◆ TASK INPUTS

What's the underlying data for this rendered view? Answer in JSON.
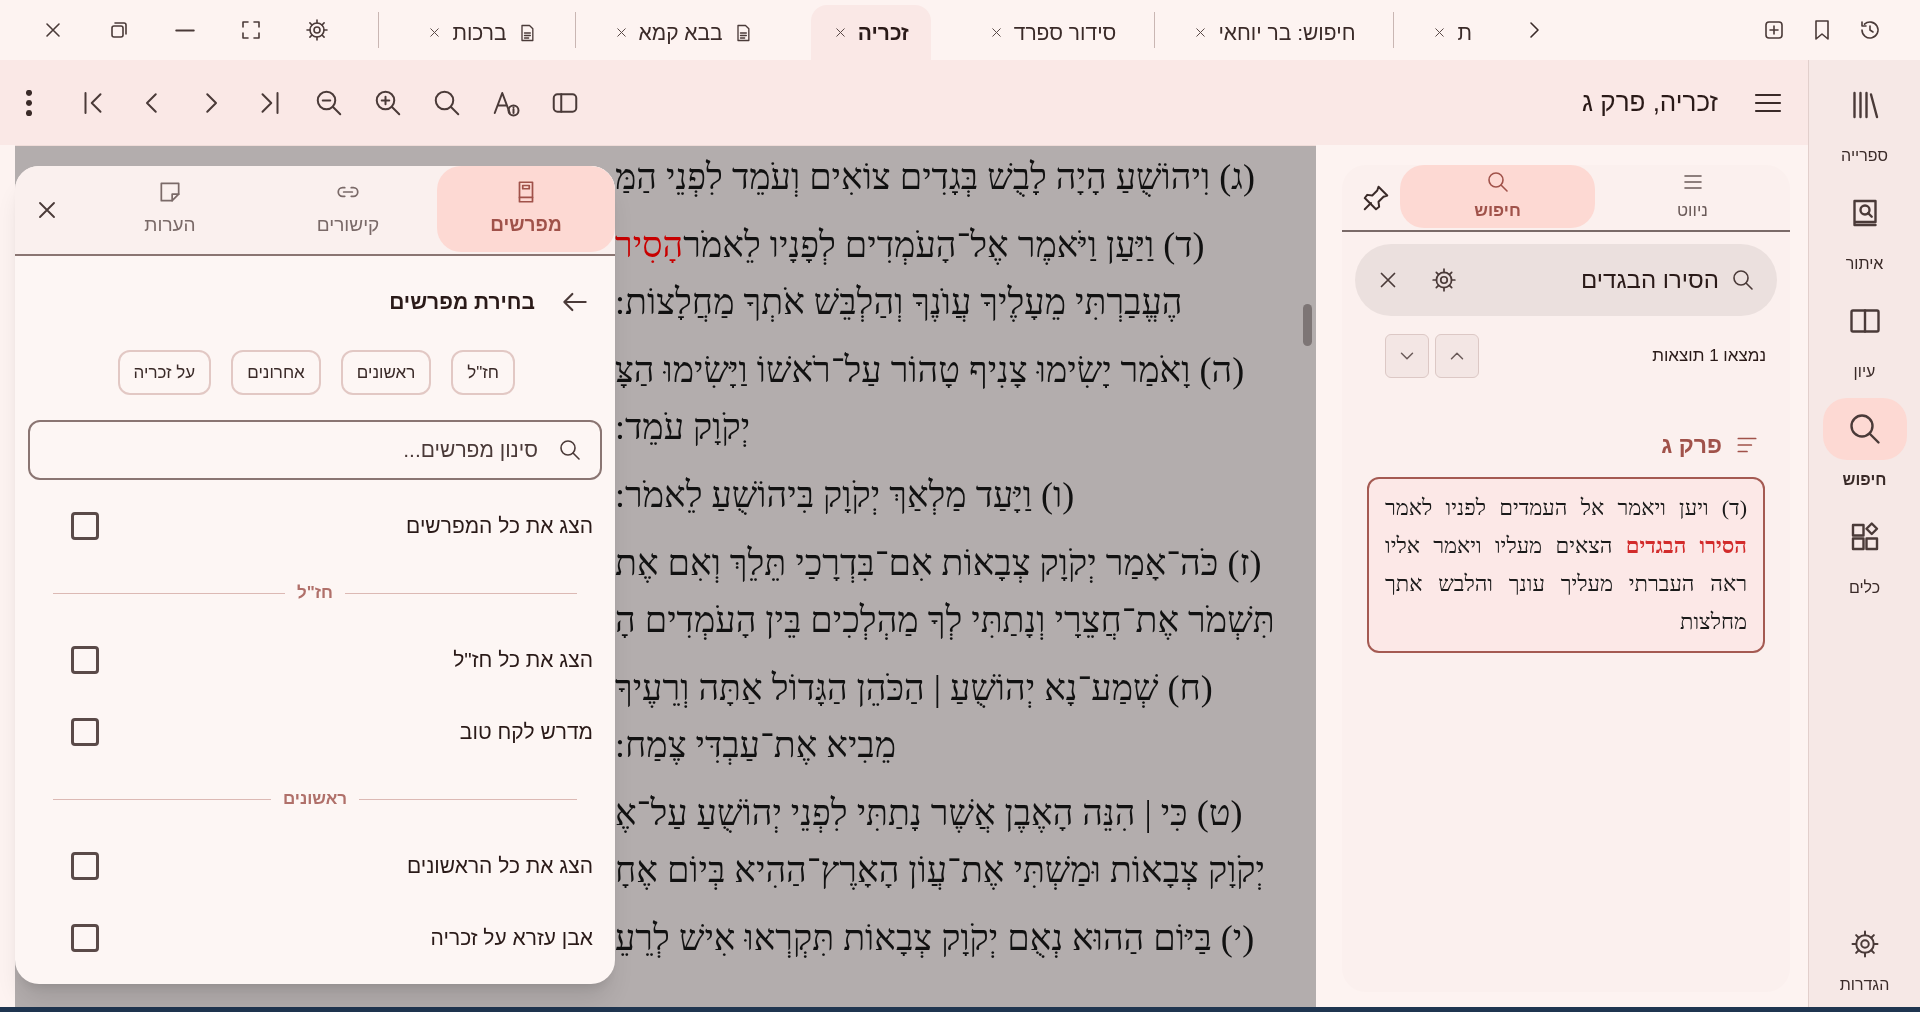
{
  "tabs": [
    {
      "label": "ת",
      "kind": "plain",
      "selected": false
    },
    {
      "label": "חיפוש: בר יוחאי",
      "kind": "plain",
      "selected": false
    },
    {
      "label": "סידור ספרד",
      "kind": "plain",
      "selected": false
    },
    {
      "label": "זכריה",
      "kind": "plain",
      "selected": true
    },
    {
      "label": "בבא קמא",
      "kind": "document",
      "selected": false
    },
    {
      "label": "ברכות",
      "kind": "document",
      "selected": false
    }
  ],
  "toolbar": {
    "title": "זכריה, פרק ג"
  },
  "sidebar": {
    "items": [
      {
        "label": "ספרייה",
        "selected": false
      },
      {
        "label": "איתור",
        "selected": false
      },
      {
        "label": "עיון",
        "selected": false
      },
      {
        "label": "חיפוש",
        "selected": true
      },
      {
        "label": "כלים",
        "selected": false
      }
    ],
    "settings": "הגדרות"
  },
  "search_panel": {
    "tabs": [
      {
        "label": "ניווט",
        "selected": false
      },
      {
        "label": "חיפוש",
        "selected": true
      }
    ],
    "query": "הסירו הבגדים",
    "result_count": "נמצאו 1 תוצאות",
    "group": "פרק ג",
    "results": [
      "(ד) ויען ויאמר אל העמדים לפניו לאמר **הסירו הבגדים** הצאים מעליו ויאמר אליו ראה העברתי מעליך עונך והלבש אתך מחלצות"
    ]
  },
  "reader": {
    "verses": [
      {
        "lines": [
          [
            {
              "text": "(ג) וִיהוֹשֻׁעַ הָיָה לָבֻשׁ בְּגָדִים צוֹאִים וְעֹמֵד לִפְנֵי הַמַּ",
              "highlight": false
            }
          ]
        ]
      },
      {
        "lines": [
          [
            {
              "text": "(ד) וַיַּעַן וַיֹּאמֶר אֶל־הָעֹמְדִים לְפָנָיו לֵאמֹר ",
              "highlight": false
            },
            {
              "text": "הָסִיר",
              "highlight": true
            }
          ],
          [
            {
              "text": "הֶעֱבַרְתִּי מֵעָלֶיךָ עֲוֺנֶךָ וְהַלְבֵּשׁ אֹתְךָ מַחֲלָצוֹת:",
              "highlight": false
            }
          ]
        ]
      },
      {
        "lines": [
          [
            {
              "text": "(ה) וָאֹמַר יָשִׂימוּ צָנִיף טָהוֹר עַל־רֹאשׁוֹ וַיָּשִׂימוּ הַצָּ",
              "highlight": false
            }
          ],
          [
            {
              "text": "יְקֹוָק עֹמֵד:",
              "highlight": false
            }
          ]
        ]
      },
      {
        "lines": [
          [
            {
              "text": "(ו) וַיָּעַד מַלְאַךְ יְקֹוָק בִּיהוֹשֻׁעַ לֵאמֹר:",
              "highlight": false
            }
          ]
        ]
      },
      {
        "lines": [
          [
            {
              "text": "(ז) כֹּה־אָמַר יְקֹוָק צְבָאוֹת אִם־בִּדְרָכַי תֵּלֵךְ וְאִם אֶת",
              "highlight": false
            }
          ],
          [
            {
              "text": "תִּשְׁמֹר אֶת־חֲצֵרָי וְנָתַתִּי לְךָ מַהְלְכִים בֵּין הָעֹמְדִים הָ",
              "highlight": false
            }
          ]
        ]
      },
      {
        "lines": [
          [
            {
              "text": "(ח) שְׁמַע־נָא יְהוֹשֻׁעַ | הַכֹּהֵן הַגָּדוֹל אַתָּה וְרֵעֶיךָ",
              "highlight": false
            }
          ],
          [
            {
              "text": "מֵבִיא אֶת־עַבְדִּי צֶמַח:",
              "highlight": false
            }
          ]
        ]
      },
      {
        "lines": [
          [
            {
              "text": "(ט) כִּי | הִנֵּה הָאֶבֶן אֲשֶׁר נָתַתִּי לִפְנֵי יְהוֹשֻׁעַ עַל־אֶ",
              "highlight": false
            }
          ],
          [
            {
              "text": "יְקֹוָק צְבָאוֹת וּמַשְׁתִּי אֶת־עֲוֹן הָאָרֶץ־הַהִיא בְּיוֹם אֶחָ",
              "highlight": false
            }
          ]
        ]
      },
      {
        "lines": [
          [
            {
              "text": "(י) בַּיּוֹם הַהוּא נְאֻם יְקֹוָק צְבָאוֹת תִּקְרְאוּ אִישׁ לְרֵעֵ",
              "highlight": false
            }
          ]
        ]
      }
    ]
  },
  "commentary_panel": {
    "tabs": [
      {
        "label": "מפרשים",
        "selected": true
      },
      {
        "label": "קישורים",
        "selected": false
      },
      {
        "label": "הערות",
        "selected": false
      }
    ],
    "heading": "בחירת מפרשים",
    "filter_chips": [
      "חז\"ל",
      "ראשונים",
      "אחרונים",
      "על זכריה"
    ],
    "filter": {
      "placeholder": "סינון מפרשים..."
    },
    "items": [
      {
        "kind": "checkbox",
        "label": "הצג את כל המפרשים",
        "checked": false
      },
      {
        "kind": "section",
        "label": "חז\"ל"
      },
      {
        "kind": "checkbox",
        "label": "הצג את כל חז\"ל",
        "checked": false
      },
      {
        "kind": "checkbox",
        "label": "מדרש לקח טוב",
        "checked": false
      },
      {
        "kind": "section",
        "label": "ראשונים"
      },
      {
        "kind": "checkbox",
        "label": "הצג את כל הראשונים",
        "checked": false
      },
      {
        "kind": "checkbox",
        "label": "אבן עזרא על זכריה",
        "checked": false
      }
    ]
  }
}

◆ PROBLEM DESCRIPTION
List every line in the records above that contains the word "זכריה".

◆ THE SOLUTION
      "label": "זכריה",
    "title": "זכריה, פרק ג"
      "על זכריה"
        "label": "אבן עזרא על זכריה",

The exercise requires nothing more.